** Start of TEXT SEGMENT **
Non-invasive Software Verification Using Vista Virtual Platforms

Verification Horizons - Tom Fitzpatrick, Editor

Non-invasive Software Verification using Vista Virtual Platforms by Alex Rozenman, Vladimir Pilko, and Nilay Mitash, Mentor Graphics

Introduction

With the SoCs now supporting Multi-Core processors, complex ASICs and combinations that include systems on a board, SoC implementations now become an ever growing challenge for software development. Software development has to be supported not only by the inclusion of an RTOS, but, many SoC providers now have to leverage upon the Bare-Metal concept to achieve the necessary demands of today's SoCs. However, there still exists a huge chasm in the software development arena that addresses both the need to be able to verify not only the sw/hw interactions, but, also the software itself in a hardware context. This has become almost a necessity in today's "security" based systems marketplace.

As large and complex SoCs trend deeper into embedded environments, they need to be seamlessly implemented and contained, for verification of both software and hardware in the same context. The following sections cover the underlying technologies used in context to each of the areas and explain the mechanisms for achieving verification of the software itself.

What Is Aspect Oriented Software Verification?

In almost every intelligent applicable software function, there are always locations that have meaningful implications. A reflective functional equivalent of these locations would create the verification logic. For example, an assertion in the code can be reflectively mapped to its verification logic, making sure that the conditions that cause the assertion to fire are captured in the verification logic. Each such verification logic is strongly anchored to its aspect in the original software.

From AOP (Aspect Oriented Programming) point of view, the verification locations can be seen as "join points", verification logic as a set of "advices" and the verification script as the AOP program itself.

The following code locations/anchors that are found in almost all software code could be used:

  • Absolute execution addresses (PC)
  • Source locations (file:line)
  • Function entry/exit
  • State change points (watch points)
** End of TEXT SEGMENT **
** Start of RECORDS **
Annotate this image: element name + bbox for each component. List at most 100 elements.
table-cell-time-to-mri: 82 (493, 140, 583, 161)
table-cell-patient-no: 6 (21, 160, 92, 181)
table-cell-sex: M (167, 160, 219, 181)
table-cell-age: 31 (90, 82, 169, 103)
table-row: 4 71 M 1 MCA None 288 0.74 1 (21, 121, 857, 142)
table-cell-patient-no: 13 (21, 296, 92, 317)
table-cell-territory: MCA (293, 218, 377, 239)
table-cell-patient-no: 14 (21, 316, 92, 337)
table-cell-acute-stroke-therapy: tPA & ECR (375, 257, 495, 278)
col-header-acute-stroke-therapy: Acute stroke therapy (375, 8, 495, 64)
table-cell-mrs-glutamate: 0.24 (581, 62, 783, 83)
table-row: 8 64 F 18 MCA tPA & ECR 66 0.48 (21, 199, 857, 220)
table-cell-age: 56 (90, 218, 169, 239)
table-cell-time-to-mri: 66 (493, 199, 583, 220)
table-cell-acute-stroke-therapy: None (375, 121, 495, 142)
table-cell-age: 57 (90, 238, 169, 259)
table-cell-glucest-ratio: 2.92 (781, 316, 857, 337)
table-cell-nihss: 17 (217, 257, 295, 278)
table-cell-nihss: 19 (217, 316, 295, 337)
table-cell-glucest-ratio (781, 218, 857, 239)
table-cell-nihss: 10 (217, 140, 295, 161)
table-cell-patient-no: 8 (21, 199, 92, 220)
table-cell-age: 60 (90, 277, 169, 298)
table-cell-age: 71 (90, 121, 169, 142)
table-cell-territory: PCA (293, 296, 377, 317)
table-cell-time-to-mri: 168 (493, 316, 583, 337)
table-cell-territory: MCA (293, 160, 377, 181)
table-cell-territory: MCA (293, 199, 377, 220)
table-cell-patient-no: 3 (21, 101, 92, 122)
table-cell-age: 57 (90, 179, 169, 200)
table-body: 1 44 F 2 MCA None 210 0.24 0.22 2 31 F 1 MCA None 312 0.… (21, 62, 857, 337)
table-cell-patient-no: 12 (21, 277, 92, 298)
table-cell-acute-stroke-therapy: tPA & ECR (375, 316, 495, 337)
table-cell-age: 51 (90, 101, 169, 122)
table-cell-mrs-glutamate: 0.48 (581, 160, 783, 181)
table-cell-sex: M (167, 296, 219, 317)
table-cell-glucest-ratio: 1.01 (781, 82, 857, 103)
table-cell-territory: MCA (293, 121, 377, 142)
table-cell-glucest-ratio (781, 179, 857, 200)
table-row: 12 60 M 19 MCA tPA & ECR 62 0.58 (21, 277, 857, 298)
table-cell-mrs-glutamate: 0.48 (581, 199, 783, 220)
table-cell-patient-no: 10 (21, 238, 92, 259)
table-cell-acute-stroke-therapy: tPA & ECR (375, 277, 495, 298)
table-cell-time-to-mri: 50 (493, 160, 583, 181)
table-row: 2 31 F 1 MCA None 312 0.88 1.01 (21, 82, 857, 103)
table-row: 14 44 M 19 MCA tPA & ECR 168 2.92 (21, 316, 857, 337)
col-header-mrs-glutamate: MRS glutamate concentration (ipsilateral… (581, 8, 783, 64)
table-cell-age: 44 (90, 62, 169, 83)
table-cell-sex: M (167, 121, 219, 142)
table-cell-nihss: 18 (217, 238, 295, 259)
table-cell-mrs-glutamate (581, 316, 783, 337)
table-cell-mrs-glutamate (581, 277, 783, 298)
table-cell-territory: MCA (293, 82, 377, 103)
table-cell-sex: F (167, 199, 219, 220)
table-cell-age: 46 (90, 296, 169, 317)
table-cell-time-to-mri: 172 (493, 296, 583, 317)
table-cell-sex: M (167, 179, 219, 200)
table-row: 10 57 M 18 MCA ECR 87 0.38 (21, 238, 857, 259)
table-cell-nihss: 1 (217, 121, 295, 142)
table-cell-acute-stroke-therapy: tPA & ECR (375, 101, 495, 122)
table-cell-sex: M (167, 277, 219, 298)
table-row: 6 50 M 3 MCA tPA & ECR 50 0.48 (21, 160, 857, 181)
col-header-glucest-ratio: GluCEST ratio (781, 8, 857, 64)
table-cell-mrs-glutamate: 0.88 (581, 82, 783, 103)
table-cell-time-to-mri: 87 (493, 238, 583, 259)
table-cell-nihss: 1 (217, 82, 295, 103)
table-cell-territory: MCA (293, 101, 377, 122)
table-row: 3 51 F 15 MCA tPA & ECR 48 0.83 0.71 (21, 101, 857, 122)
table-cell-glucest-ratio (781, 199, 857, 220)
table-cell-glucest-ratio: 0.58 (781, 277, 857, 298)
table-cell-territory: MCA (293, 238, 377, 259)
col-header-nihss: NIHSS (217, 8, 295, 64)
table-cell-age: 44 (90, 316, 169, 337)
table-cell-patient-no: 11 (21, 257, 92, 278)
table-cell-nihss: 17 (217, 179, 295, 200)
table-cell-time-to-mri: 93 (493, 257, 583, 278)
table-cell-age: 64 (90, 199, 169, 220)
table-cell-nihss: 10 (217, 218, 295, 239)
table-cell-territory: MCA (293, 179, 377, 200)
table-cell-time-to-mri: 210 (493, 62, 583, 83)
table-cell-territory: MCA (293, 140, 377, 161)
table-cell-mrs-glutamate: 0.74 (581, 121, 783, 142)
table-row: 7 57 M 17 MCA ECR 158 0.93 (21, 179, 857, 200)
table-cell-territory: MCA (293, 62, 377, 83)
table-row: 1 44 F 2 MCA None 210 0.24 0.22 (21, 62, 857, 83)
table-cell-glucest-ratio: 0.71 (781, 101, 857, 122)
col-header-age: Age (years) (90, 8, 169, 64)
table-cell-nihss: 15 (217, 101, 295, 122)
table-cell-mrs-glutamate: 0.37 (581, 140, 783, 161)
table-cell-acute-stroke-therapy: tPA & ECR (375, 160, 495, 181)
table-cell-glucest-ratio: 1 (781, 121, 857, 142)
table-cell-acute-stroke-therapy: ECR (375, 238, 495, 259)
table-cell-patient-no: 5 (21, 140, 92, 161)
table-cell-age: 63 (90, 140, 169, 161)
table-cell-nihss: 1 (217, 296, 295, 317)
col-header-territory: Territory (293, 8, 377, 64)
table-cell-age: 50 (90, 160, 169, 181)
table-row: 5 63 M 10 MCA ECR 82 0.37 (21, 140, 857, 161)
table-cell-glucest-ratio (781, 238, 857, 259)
** End of RECORDS **
◆ GOAL 1
In the software verification article, what are verification locations called from the AOP point of view?
◆ GOAL 2
Write out the passage of the software verification article starting with "What Is Aspect" and going on through "the original software.".

◆ CORRECT RESULT 1
They are called "join points".

◆ CORRECT RESULT 2
What Is Aspect Oriented Software Verification?

In almost every intelligent applicable software function, there are always locations that have meaningful implications. A reflective functional equivalent of these locations would create the verification logic. For example, an assertion in the code can be reflectively mapped to its verification logic, making sure that the conditions that cause the assertion to fire are captured in the verification logic. Each such verification logic is strongly anchored to its aspect in the original software.